Given exercise
Your task is to write out the complete listing exactly as it is shown.
[begin Data section]
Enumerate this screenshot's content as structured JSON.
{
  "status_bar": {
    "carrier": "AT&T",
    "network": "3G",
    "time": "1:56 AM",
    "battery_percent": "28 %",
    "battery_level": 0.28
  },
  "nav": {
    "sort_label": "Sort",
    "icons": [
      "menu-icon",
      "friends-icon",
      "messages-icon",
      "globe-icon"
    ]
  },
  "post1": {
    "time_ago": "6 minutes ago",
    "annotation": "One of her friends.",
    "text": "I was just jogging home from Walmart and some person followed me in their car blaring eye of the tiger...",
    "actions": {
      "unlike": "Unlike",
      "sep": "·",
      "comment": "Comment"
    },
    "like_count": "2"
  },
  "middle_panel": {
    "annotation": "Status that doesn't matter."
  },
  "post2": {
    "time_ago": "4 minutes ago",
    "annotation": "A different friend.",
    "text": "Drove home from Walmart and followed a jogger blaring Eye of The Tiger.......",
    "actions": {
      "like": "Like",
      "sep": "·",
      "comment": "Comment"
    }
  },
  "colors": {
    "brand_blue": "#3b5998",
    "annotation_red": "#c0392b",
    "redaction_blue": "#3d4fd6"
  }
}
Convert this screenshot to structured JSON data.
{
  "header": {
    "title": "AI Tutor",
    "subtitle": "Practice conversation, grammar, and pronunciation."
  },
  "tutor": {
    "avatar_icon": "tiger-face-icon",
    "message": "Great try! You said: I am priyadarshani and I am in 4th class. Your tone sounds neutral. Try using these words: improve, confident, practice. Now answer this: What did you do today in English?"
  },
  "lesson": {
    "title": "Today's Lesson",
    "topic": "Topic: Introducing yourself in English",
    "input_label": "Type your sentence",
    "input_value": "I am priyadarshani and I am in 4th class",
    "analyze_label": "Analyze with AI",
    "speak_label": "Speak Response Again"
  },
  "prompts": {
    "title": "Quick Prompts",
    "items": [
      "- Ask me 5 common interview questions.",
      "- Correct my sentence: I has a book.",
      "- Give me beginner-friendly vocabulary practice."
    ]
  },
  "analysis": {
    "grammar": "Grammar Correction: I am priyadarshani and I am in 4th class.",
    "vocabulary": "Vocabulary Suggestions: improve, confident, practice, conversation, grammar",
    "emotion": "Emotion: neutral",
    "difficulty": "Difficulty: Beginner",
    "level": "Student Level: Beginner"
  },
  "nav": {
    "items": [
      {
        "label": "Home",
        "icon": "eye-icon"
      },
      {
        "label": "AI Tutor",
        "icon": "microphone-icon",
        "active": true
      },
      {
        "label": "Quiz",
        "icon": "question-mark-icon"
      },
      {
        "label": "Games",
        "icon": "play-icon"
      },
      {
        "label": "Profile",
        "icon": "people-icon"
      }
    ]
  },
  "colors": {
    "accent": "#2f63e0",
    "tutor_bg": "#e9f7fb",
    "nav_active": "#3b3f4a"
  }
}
[end Data section]
Answer below
Enumerate this screenshot's content as structured JSON.
{
  "status_bar": {
    "carrier": "AT&T",
    "network": "3G",
    "time": "1:56 AM",
    "battery_percent": "28 %",
    "battery_level": 0.28
  },
  "nav": {
    "sort_label": "Sort",
    "icons": [
      "menu-icon",
      "friends-icon",
      "messages-icon",
      "globe-icon"
    ]
  },
  "post1": {
    "time_ago": "6 minutes ago",
    "annotation": "One of her friends.",
    "text": "I was just jogging home from Walmart and some person followed me in their car blaring eye of the tiger...",
    "actions": {
      "unlike": "Unlike",
      "sep": "·",
      "comment": "Comment"
    },
    "like_count": "2"
  },
  "middle_panel": {
    "annotation": "Status that doesn't matter."
  },
  "post2": {
    "time_ago": "4 minutes ago",
    "annotation": "A different friend.",
    "text": "Drove home from Walmart and followed a jogger blaring Eye of The Tiger.......",
    "actions": {
      "like": "Like",
      "sep": "·",
      "comment": "Comment"
    }
  },
  "colors": {
    "brand_blue": "#3b5998",
    "annotation_red": "#c0392b",
    "redaction_blue": "#3d4fd6"
  }
}
Convert this screenshot to structured JSON data.
{
  "header": {
    "title": "AI Tutor",
    "subtitle": "Practice conversation, grammar, and pronunciation."
  },
  "tutor": {
    "avatar_icon": "tiger-face-icon",
    "message": "Great try! You said: I am priyadarshani and I am in 4th class. Your tone sounds neutral. Try using these words: improve, confident, practice. Now answer this: What did you do today in English?"
  },
  "lesson": {
    "title": "Today's Lesson",
    "topic": "Topic: Introducing yourself in English",
    "input_label": "Type your sentence",
    "input_value": "I am priyadarshani and I am in 4th class",
    "analyze_label": "Analyze with AI",
    "speak_label": "Speak Response Again"
  },
  "prompts": {
    "title": "Quick Prompts",
    "items": [
      "- Ask me 5 common interview questions.",
      "- Correct my sentence: I has a book.",
      "- Give me beginner-friendly vocabulary practice."
    ]
  },
  "analysis": {
    "grammar": "Grammar Correction: I am priyadarshani and I am in 4th class.",
    "vocabulary": "Vocabulary Suggestions: improve, confident, practice, conversation, grammar",
    "emotion": "Emotion: neutral",
    "difficulty": "Difficulty: Beginner",
    "level": "Student Level: Beginner"
  },
  "nav": {
    "items": [
      {
        "label": "Home",
        "icon": "eye-icon"
      },
      {
        "label": "AI Tutor",
        "icon": "microphone-icon",
        "active": true
      },
      {
        "label": "Quiz",
        "icon": "question-mark-icon"
      },
      {
        "label": "Games",
        "icon": "play-icon"
      },
      {
        "label": "Profile",
        "icon": "people-icon"
      }
    ]
  },
  "colors": {
    "accent": "#2f63e0",
    "tutor_bg": "#e9f7fb",
    "nav_active": "#3b3f4a"
  }
}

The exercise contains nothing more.